::: Task inputs :::

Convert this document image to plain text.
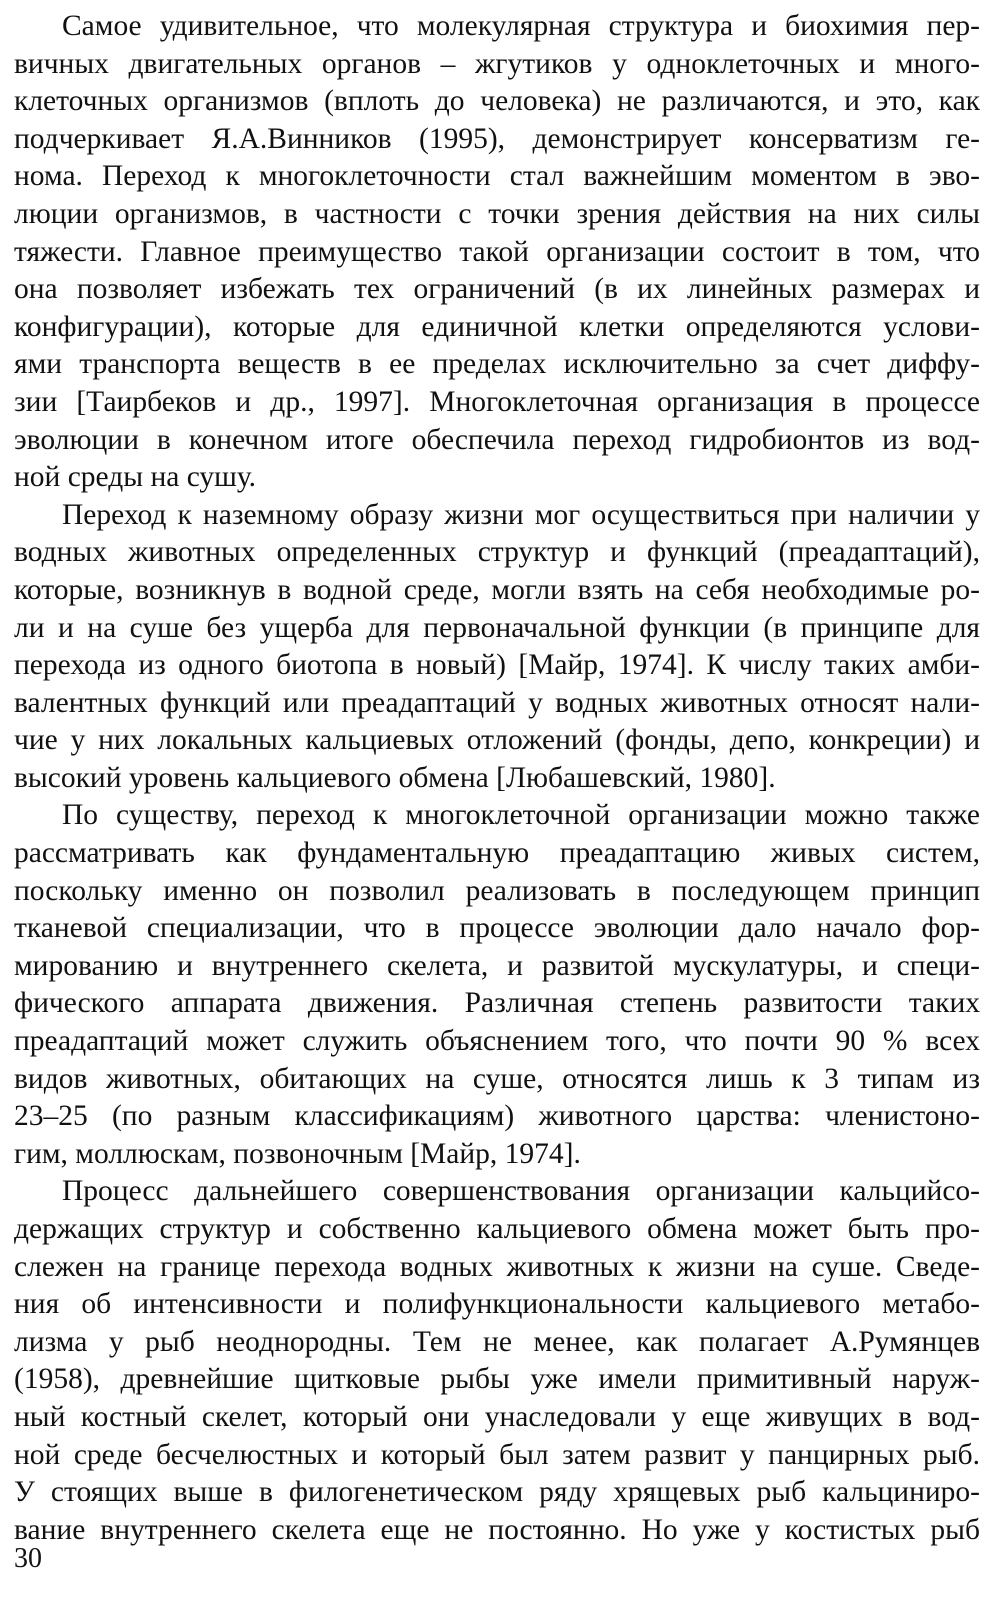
Самое удивительное, что молекулярная структура и биохимия пер-
вичных двигательных органов – жгутиков у одноклеточных и много-
клеточных организмов (вплоть до человека) не различаются, и это, как
подчеркивает Я.А.Винников (1995), демонстрирует консерватизм ге-
нома. Переход к многоклеточности стал важнейшим моментом в эво-
люции организмов, в частности с точки зрения действия на них силы
тяжести. Главное преимущество такой организации состоит в том, что
она позволяет избежать тех ограничений (в их линейных размерах и
конфигурации), которые для единичной клетки определяются услови-
ями транспорта веществ в ее пределах исключительно за счет диффу-
зии [Таирбеков и др., 1997]. Многоклеточная организация в процессе
эволюции в конечном итоге обеспечила переход гидробионтов из вод-
ной среды на сушу.
Переход к наземному образу жизни мог осуществиться при наличии у
водных животных определенных структур и функций (преадаптаций),
которые, возникнув в водной среде, могли взять на себя необходимые ро-
ли и на суше без ущерба для первоначальной функции (в принципе для
перехода из одного биотопа в новый) [Майр, 1974]. К числу таких амби-
валентных функций или преадаптаций у водных животных относят нали-
чие у них локальных кальциевых отложений (фонды, депо, конкреции) и
высокий уровень кальциевого обмена [Любашевский, 1980].
По существу, переход к многоклеточной организации можно также
рассматривать как фундаментальную преадаптацию живых систем,
поскольку именно он позволил реализовать в последующем принцип
тканевой специализации, что в процессе эволюции дало начало фор-
мированию и внутреннего скелета, и развитой мускулатуры, и специ-
фического аппарата движения. Различная степень развитости таких
преадаптаций может служить объяснением того, что почти 90 % всех
видов животных, обитающих на суше, относятся лишь к 3 типам из
23–25 (по разным классификациям) животного царства: членистоно-
гим, моллюскам, позвоночным [Майр, 1974].
Процесс дальнейшего совершенствования организации кальцийсо-
держащих структур и собственно кальциевого обмена может быть про-
слежен на границе перехода водных животных к жизни на суше. Сведе-
ния об интенсивности и полифункциональности кальциевого метабо-
лизма у рыб неоднородны. Тем не менее, как полагает А.Румянцев
(1958), древнейшие щитковые рыбы уже имели примитивный наруж-
ный костный скелет, который они унаследовали у еще живущих в вод-
ной среде бесчелюстных и который был затем развит у панцирных рыб.
У стоящих выше в филогенетическом ряду хрящевых рыб кальциниро-
вание внутреннего скелета еще не постоянно. Но уже у костистых рыб
30
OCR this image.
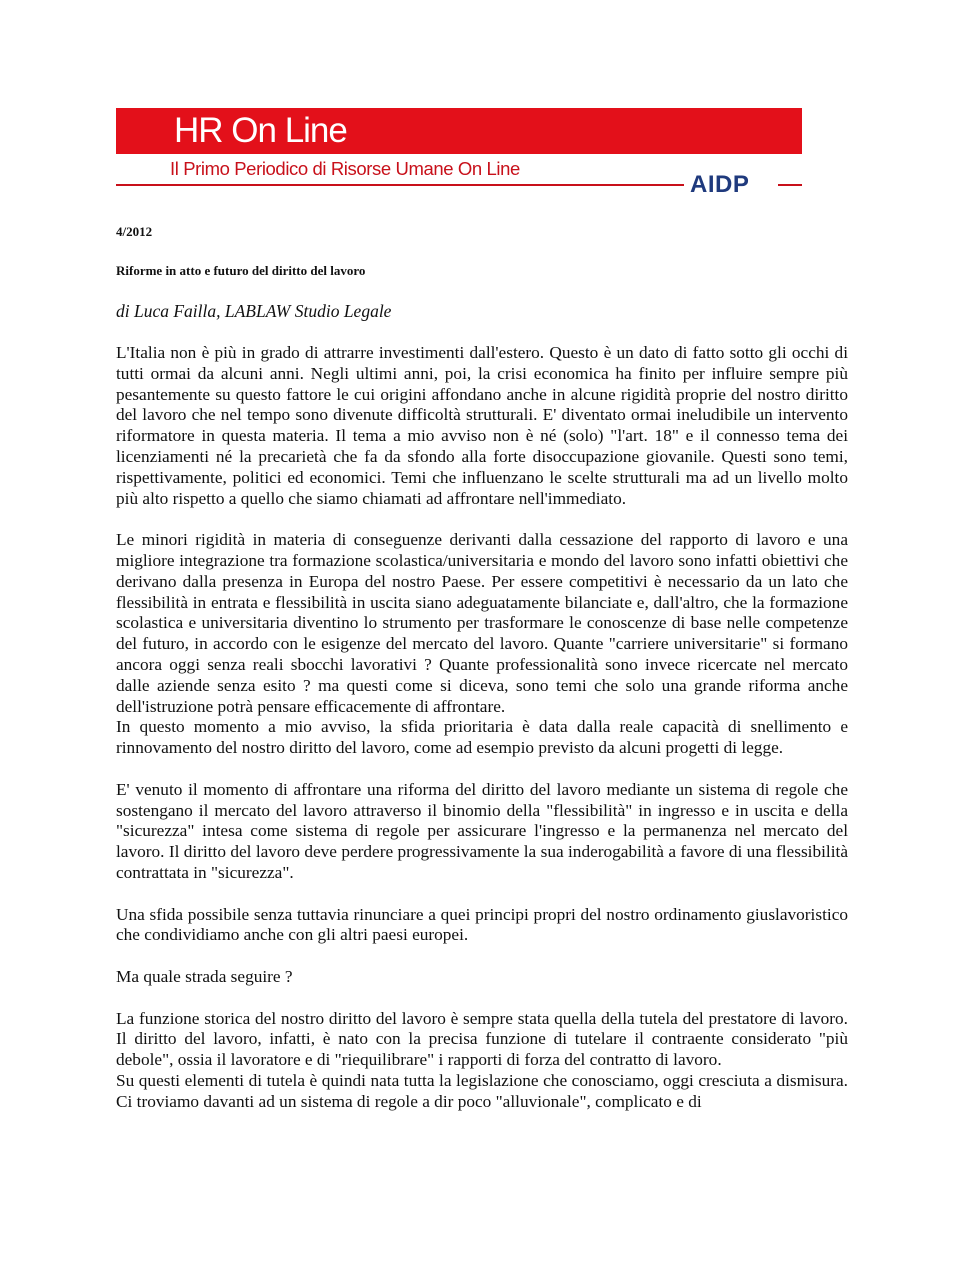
HR On Line
Il Primo Periodico di Risorse Umane On Line
AIDP
4/2012
Riforme in atto e futuro del diritto del lavoro
di Luca Failla, LABLAW Studio Legale

L'Italia non è più in grado di attrarre investimenti dall'estero. Questo è un dato di fatto sotto gli occhi di tutti ormai da alcuni anni. Negli ultimi anni, poi, la crisi economica ha finito per influire sempre più pesantemente su questo fattore le cui origini affondano anche in alcune rigidità proprie del nostro diritto del lavoro che nel tempo sono divenute difficoltà strutturali. E' diventato ormai ineludibile un intervento riformatore in questa materia. Il tema a mio avviso non è né (solo) "l'art. 18" e il connesso tema dei licenziamenti né la precarietà che fa da sfondo alla forte disoccupazione giovanile. Questi sono temi, rispettivamente, politici ed economici. Temi che influenzano le scelte strutturali ma ad un livello molto più alto rispetto a quello che siamo chiamati ad affrontare nell'immediato.

Le minori rigidità in materia di conseguenze derivanti dalla cessazione del rapporto di lavoro e una migliore integrazione tra formazione scolastica/universitaria e mondo del lavoro sono infatti obiettivi che derivano dalla presenza in Europa del nostro Paese. Per essere competitivi è necessario da un lato che flessibilità in entrata e flessibilità in uscita siano adeguatamente bilanciate e, dall'altro, che la formazione scolastica e universitaria diventino lo strumento per trasformare le conoscenze di base nelle competenze del futuro, in accordo con le esigenze del mercato del lavoro. Quante "carriere universitarie" si formano ancora oggi senza reali sbocchi lavorativi ? Quante professionalità sono invece ricercate nel mercato dalle aziende senza esito ? ma questi come si diceva, sono temi che solo una grande riforma anche dell'istruzione potrà pensare efficacemente di affrontare.

In questo momento a mio avviso, la sfida prioritaria è data dalla reale capacità di snellimento e rinnovamento del nostro diritto del lavoro, come ad esempio previsto da alcuni progetti di legge.

E' venuto il momento di affrontare una riforma del diritto del lavoro mediante un sistema di regole che sostengano il mercato del lavoro attraverso il binomio della "flessibilità" in ingresso e in uscita e della "sicurezza" intesa come sistema di regole per assicurare l'ingresso e la permanenza nel mercato del lavoro. Il diritto del lavoro deve perdere progressivamente la sua inderogabilità a favore di una flessibilità contrattata in "sicurezza".

Una sfida possibile senza tuttavia rinunciare a quei principi propri del nostro ordinamento giuslavoristico che condividiamo anche con gli altri paesi europei.

Ma quale strada seguire ?

La funzione storica del nostro diritto del lavoro è sempre stata quella della tutela del prestatore di lavoro. Il diritto del lavoro, infatti, è nato con la precisa funzione di tutelare il contraente considerato "più debole", ossia il lavoratore e di "riequilibrare" i rapporti di forza del contratto di lavoro.

Su questi elementi di tutela è quindi nata tutta la legislazione che conosciamo, oggi cresciuta a dismisura. Ci troviamo davanti ad un sistema di regole a dir poco "alluvionale", complicato e di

:::

• Task:
Sift the material for lines with the string "кальциевого". Copy each one found.

• Finished task:
высокий уровень кальциевого обмена [Любашевский, 1980].
держащих структур и собственно кальциевого обмена может быть про-
ния об интенсивности и полифункциональности кальциевого метабо-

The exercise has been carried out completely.